(Stored entries)
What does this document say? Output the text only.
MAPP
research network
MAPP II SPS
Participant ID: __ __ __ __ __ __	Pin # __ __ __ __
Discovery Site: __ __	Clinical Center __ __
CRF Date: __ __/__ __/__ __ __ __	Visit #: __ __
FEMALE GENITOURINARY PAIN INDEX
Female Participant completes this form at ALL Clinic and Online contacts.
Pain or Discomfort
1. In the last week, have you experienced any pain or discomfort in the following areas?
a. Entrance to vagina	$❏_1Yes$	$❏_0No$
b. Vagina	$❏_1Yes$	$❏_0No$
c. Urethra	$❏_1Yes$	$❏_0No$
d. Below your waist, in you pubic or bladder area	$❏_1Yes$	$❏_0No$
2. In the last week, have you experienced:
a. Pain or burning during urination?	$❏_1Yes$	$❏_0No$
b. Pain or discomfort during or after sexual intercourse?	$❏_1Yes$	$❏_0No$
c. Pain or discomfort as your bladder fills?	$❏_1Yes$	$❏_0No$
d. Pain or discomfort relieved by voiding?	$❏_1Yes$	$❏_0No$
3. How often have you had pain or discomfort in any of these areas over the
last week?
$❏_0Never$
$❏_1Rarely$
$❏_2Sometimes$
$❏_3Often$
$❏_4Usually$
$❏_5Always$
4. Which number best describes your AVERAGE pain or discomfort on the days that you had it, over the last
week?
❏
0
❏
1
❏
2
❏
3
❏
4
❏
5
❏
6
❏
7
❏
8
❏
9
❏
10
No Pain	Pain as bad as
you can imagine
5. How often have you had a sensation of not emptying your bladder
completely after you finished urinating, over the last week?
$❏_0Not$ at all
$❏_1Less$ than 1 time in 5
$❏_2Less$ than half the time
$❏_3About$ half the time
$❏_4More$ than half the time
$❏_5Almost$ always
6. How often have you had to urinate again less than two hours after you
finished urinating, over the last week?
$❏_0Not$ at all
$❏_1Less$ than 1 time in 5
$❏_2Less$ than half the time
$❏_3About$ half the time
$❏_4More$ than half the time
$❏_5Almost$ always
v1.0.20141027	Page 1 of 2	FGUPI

▶ **GIVEN REQUEST**: Repeat the records above exactly, from the first line to the last.

▶ **SOLUTION FOR THIS EXERCISE**:
What does this document say? Output the text only.
MAPP
research network
MAPP II SPS
Participant ID: __ __ __ __ __ __	Pin # __ __ __ __
Discovery Site: __ __	Clinical Center __ __
CRF Date: __ __/__ __/__ __ __ __	Visit #: __ __
FEMALE GENITOURINARY PAIN INDEX
Female Participant completes this form at ALL Clinic and Online contacts.
Pain or Discomfort
1. In the last week, have you experienced any pain or discomfort in the following areas?
a. Entrance to vagina	$❏_1Yes$	$❏_0No$
b. Vagina	$❏_1Yes$	$❏_0No$
c. Urethra	$❏_1Yes$	$❏_0No$
d. Below your waist, in you pubic or bladder area	$❏_1Yes$	$❏_0No$
2. In the last week, have you experienced:
a. Pain or burning during urination?	$❏_1Yes$	$❏_0No$
b. Pain or discomfort during or after sexual intercourse?	$❏_1Yes$	$❏_0No$
c. Pain or discomfort as your bladder fills?	$❏_1Yes$	$❏_0No$
d. Pain or discomfort relieved by voiding?	$❏_1Yes$	$❏_0No$
3. How often have you had pain or discomfort in any of these areas over the
last week?
$❏_0Never$
$❏_1Rarely$
$❏_2Sometimes$
$❏_3Often$
$❏_4Usually$
$❏_5Always$
4. Which number best describes your AVERAGE pain or discomfort on the days that you had it, over the last
week?
❏
0
❏
1
❏
2
❏
3
❏
4
❏
5
❏
6
❏
7
❏
8
❏
9
❏
10
No Pain	Pain as bad as
you can imagine
5. How often have you had a sensation of not emptying your bladder
completely after you finished urinating, over the last week?
$❏_0Not$ at all
$❏_1Less$ than 1 time in 5
$❏_2Less$ than half the time
$❏_3About$ half the time
$❏_4More$ than half the time
$❏_5Almost$ always
6. How often have you had to urinate again less than two hours after you
finished urinating, over the last week?
$❏_0Not$ at all
$❏_1Less$ than 1 time in 5
$❏_2Less$ than half the time
$❏_3About$ half the time
$❏_4More$ than half the time
$❏_5Almost$ always
v1.0.20141027	Page 1 of 2	FGUPI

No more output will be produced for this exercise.